* Given instruction: Identify the lines that include the word "caption", then copy all of them.

────────────────────────────────────────

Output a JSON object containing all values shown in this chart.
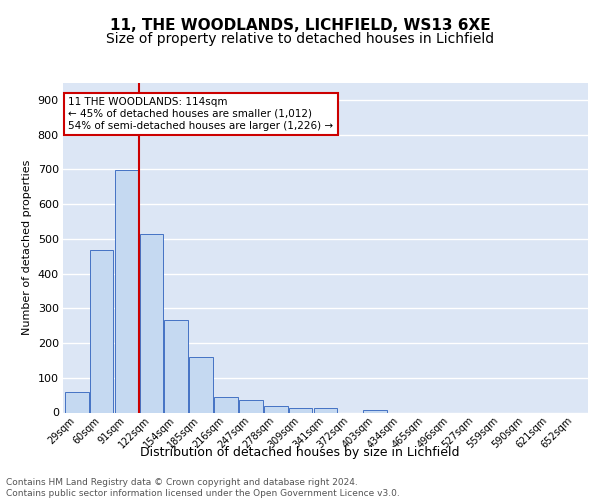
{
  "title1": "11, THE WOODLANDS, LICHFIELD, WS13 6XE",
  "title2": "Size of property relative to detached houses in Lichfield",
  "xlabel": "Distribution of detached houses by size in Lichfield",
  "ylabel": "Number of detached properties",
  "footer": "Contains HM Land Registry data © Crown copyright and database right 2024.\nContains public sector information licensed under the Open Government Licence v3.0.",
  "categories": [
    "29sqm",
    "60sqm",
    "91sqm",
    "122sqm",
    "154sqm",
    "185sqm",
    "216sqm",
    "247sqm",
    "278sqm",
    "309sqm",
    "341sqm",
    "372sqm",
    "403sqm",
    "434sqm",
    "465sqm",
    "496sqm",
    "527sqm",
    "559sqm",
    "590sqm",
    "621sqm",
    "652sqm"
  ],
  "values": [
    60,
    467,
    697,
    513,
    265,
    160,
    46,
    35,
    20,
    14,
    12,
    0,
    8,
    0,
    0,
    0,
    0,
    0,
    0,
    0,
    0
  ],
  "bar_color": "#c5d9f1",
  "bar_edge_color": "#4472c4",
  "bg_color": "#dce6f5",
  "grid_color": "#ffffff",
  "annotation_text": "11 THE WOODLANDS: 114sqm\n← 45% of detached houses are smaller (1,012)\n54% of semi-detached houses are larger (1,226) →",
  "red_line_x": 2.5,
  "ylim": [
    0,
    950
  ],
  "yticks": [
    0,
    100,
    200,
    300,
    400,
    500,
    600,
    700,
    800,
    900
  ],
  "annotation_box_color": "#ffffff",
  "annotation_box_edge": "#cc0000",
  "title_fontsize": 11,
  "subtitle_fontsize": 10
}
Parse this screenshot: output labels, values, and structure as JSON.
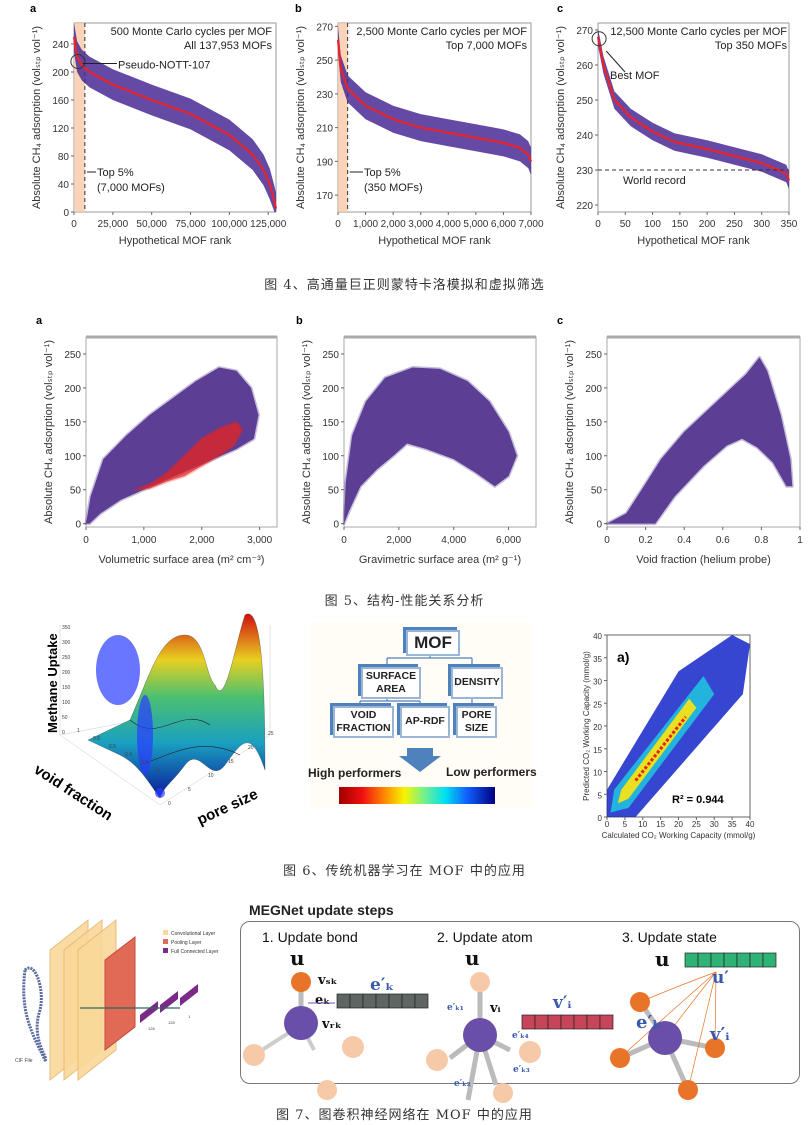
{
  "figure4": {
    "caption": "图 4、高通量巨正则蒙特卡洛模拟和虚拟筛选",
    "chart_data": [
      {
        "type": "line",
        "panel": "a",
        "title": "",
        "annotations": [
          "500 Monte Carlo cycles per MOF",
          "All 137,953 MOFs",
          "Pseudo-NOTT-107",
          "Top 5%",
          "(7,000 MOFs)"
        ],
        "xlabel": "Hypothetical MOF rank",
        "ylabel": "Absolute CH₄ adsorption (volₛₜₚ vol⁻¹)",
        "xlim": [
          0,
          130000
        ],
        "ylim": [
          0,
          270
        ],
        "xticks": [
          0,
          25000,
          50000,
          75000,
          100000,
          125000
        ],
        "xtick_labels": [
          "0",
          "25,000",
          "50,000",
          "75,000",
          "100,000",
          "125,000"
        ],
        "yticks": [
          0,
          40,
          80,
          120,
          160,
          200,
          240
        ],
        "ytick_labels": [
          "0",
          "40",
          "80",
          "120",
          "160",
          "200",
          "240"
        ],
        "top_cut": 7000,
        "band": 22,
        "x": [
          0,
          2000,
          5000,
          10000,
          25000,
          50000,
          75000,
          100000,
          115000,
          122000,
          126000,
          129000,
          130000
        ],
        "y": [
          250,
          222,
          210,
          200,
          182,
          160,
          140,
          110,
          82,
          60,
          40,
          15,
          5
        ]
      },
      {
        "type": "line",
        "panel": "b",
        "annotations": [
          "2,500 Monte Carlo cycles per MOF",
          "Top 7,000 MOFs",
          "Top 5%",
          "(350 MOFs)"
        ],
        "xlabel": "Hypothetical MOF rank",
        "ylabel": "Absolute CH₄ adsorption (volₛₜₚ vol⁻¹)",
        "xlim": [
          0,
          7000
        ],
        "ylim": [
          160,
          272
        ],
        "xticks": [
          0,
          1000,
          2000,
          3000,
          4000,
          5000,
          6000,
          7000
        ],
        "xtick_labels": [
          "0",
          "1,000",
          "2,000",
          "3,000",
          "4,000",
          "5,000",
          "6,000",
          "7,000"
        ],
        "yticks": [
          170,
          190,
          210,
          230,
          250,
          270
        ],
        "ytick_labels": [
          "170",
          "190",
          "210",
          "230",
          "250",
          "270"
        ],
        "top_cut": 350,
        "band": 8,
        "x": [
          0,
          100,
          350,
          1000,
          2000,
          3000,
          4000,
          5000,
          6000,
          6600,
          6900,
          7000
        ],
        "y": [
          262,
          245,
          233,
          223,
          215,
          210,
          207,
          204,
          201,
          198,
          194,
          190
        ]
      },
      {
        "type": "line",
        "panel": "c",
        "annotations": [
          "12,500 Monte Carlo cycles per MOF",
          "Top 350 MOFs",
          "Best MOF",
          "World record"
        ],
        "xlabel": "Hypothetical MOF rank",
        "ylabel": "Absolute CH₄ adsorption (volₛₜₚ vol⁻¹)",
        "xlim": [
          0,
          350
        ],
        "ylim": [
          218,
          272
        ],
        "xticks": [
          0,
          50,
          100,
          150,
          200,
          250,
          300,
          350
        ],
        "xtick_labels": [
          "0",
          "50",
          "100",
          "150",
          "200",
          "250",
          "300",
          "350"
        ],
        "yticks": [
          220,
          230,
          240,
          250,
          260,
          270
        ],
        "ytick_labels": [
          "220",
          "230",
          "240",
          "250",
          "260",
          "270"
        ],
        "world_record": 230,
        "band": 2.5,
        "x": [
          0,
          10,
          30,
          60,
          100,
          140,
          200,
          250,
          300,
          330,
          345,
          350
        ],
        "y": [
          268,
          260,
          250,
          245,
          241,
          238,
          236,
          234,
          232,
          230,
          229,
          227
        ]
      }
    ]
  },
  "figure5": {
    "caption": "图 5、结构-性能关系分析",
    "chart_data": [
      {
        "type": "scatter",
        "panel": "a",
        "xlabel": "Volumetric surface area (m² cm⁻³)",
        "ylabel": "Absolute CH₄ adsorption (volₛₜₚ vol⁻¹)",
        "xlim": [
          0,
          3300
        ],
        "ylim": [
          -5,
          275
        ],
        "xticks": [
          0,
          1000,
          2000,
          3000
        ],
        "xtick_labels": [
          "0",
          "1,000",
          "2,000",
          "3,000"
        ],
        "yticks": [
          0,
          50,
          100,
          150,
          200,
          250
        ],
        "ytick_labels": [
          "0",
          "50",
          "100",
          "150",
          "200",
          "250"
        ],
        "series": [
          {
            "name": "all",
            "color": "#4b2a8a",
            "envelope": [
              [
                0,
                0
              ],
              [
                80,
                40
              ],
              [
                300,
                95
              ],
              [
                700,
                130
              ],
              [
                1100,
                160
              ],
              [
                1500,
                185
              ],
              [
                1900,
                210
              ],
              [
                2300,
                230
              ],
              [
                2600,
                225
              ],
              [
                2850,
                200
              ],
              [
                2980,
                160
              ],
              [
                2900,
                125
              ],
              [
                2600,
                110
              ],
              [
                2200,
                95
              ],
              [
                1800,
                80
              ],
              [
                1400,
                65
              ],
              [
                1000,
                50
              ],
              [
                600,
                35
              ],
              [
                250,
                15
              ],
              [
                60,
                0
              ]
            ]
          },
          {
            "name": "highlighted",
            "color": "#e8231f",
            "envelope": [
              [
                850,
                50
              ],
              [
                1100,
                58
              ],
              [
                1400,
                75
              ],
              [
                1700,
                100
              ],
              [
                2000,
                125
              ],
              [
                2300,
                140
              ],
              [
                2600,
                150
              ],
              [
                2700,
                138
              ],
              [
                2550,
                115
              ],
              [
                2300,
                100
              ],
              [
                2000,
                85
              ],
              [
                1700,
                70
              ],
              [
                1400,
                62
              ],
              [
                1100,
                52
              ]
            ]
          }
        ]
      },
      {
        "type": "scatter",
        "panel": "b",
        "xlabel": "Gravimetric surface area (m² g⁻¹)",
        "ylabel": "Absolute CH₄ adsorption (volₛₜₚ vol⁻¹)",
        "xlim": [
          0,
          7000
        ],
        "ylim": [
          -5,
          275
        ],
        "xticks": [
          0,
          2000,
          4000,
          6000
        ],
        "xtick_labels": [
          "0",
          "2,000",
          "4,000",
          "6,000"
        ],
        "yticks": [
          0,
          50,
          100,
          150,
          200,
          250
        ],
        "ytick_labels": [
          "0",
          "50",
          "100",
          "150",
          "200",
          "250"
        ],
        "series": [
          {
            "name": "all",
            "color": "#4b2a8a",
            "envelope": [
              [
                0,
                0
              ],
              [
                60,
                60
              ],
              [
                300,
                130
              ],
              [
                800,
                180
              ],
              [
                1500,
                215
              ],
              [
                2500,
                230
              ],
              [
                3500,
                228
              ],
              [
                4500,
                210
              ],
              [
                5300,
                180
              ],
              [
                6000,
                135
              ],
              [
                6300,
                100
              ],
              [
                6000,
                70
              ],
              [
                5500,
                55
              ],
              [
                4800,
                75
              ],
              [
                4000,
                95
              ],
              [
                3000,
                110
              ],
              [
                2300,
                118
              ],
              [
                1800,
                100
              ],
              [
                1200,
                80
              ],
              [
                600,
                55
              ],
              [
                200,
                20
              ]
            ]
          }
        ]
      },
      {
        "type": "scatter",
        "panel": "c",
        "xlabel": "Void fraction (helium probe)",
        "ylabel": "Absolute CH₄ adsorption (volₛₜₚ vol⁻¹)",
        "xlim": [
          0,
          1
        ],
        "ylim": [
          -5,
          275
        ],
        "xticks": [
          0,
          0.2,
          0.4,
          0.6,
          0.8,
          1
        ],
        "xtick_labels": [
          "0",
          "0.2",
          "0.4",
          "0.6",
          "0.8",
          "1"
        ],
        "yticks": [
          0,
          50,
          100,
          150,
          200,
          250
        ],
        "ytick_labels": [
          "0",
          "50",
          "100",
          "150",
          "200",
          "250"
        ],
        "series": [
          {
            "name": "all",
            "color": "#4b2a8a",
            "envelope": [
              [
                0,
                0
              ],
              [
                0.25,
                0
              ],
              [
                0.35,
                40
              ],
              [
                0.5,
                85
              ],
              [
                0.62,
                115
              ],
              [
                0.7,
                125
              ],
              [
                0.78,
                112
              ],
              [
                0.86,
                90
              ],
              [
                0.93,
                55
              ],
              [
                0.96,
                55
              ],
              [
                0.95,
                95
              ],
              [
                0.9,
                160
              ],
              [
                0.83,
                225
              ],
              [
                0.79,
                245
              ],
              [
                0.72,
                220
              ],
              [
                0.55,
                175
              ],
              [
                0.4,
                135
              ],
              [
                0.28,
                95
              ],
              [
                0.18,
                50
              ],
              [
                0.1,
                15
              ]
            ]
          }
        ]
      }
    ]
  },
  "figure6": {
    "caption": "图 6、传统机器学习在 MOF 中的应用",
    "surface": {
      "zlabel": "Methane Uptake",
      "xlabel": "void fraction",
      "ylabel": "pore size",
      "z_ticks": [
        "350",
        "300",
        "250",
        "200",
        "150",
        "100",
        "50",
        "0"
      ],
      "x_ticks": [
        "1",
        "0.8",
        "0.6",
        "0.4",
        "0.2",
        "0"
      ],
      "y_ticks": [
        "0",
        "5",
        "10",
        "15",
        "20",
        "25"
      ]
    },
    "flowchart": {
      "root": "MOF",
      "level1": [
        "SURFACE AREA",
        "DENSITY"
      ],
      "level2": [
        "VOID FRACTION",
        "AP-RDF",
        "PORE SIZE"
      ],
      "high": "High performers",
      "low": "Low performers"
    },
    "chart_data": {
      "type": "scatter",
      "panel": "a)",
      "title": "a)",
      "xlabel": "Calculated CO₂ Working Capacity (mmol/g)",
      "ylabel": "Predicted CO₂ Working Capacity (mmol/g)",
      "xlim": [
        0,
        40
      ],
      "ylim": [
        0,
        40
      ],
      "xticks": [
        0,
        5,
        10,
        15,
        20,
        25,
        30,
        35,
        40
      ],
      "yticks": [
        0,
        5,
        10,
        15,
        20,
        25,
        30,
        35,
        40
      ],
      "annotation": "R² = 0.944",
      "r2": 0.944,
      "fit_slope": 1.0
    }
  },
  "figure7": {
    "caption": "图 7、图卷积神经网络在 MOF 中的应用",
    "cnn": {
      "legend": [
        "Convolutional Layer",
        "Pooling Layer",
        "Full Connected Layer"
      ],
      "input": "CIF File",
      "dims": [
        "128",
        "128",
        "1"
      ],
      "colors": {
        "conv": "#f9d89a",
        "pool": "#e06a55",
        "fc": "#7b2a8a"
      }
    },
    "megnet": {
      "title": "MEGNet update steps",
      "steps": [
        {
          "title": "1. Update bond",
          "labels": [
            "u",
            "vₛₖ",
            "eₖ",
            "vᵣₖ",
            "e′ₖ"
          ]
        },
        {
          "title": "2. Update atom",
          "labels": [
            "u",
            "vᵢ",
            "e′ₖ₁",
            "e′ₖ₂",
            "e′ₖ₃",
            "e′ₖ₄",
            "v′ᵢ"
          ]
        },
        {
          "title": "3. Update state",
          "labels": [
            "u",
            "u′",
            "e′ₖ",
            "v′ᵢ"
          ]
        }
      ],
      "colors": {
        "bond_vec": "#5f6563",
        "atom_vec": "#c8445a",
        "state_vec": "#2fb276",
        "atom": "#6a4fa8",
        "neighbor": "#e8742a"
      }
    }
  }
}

────────────────────────────────────────

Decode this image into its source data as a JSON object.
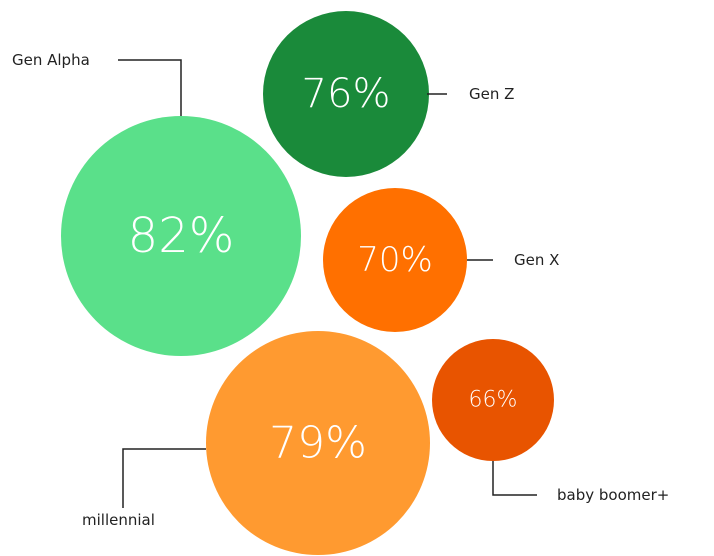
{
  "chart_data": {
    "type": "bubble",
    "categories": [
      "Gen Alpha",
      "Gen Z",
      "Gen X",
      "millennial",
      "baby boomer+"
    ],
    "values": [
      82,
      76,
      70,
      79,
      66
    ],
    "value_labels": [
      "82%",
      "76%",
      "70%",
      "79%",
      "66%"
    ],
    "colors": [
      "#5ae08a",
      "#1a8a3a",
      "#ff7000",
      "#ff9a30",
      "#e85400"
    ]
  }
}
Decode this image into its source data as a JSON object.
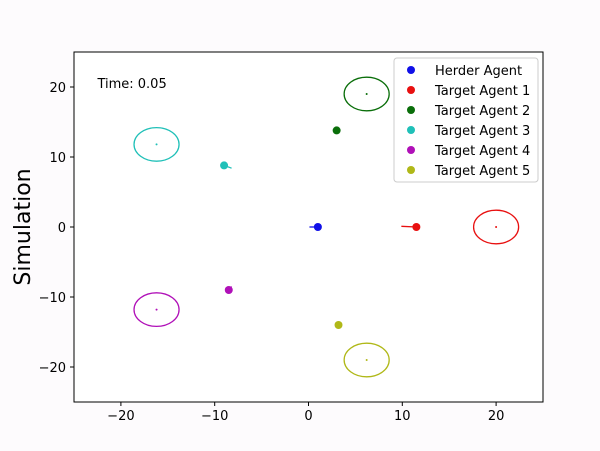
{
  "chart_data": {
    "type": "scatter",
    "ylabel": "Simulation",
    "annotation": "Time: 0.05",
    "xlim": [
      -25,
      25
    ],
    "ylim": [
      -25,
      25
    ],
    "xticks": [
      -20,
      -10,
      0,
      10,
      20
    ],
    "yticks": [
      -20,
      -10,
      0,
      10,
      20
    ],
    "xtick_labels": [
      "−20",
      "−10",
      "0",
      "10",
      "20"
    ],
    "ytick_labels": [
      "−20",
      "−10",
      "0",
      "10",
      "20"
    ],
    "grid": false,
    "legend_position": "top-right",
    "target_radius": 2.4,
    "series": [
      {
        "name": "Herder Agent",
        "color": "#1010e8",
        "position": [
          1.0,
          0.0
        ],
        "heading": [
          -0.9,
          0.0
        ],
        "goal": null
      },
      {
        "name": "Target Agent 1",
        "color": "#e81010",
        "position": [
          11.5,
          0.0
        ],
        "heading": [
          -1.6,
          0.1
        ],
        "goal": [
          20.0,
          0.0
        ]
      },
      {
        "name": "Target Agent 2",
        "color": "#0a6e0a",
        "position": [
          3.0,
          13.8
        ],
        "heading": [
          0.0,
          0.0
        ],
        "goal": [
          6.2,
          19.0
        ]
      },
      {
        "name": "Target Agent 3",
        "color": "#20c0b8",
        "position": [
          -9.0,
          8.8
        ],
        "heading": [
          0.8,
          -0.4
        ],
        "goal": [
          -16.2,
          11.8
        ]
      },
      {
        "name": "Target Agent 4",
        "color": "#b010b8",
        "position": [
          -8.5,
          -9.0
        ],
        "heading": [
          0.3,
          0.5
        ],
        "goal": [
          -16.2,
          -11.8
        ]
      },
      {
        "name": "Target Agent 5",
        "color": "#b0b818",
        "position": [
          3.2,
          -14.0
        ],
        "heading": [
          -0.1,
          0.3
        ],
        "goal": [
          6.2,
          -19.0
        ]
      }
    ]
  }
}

────────────────────────────────────────

* Answer in full:
    "caption": "图 4、高通量巨正则蒙特卡洛模拟和虚拟筛选",
    "caption": "图 5、结构-性能关系分析",
    "caption": "图 6、传统机器学习在 MOF 中的应用",
    "caption": "图 7、图卷积神经网络在 MOF 中的应用",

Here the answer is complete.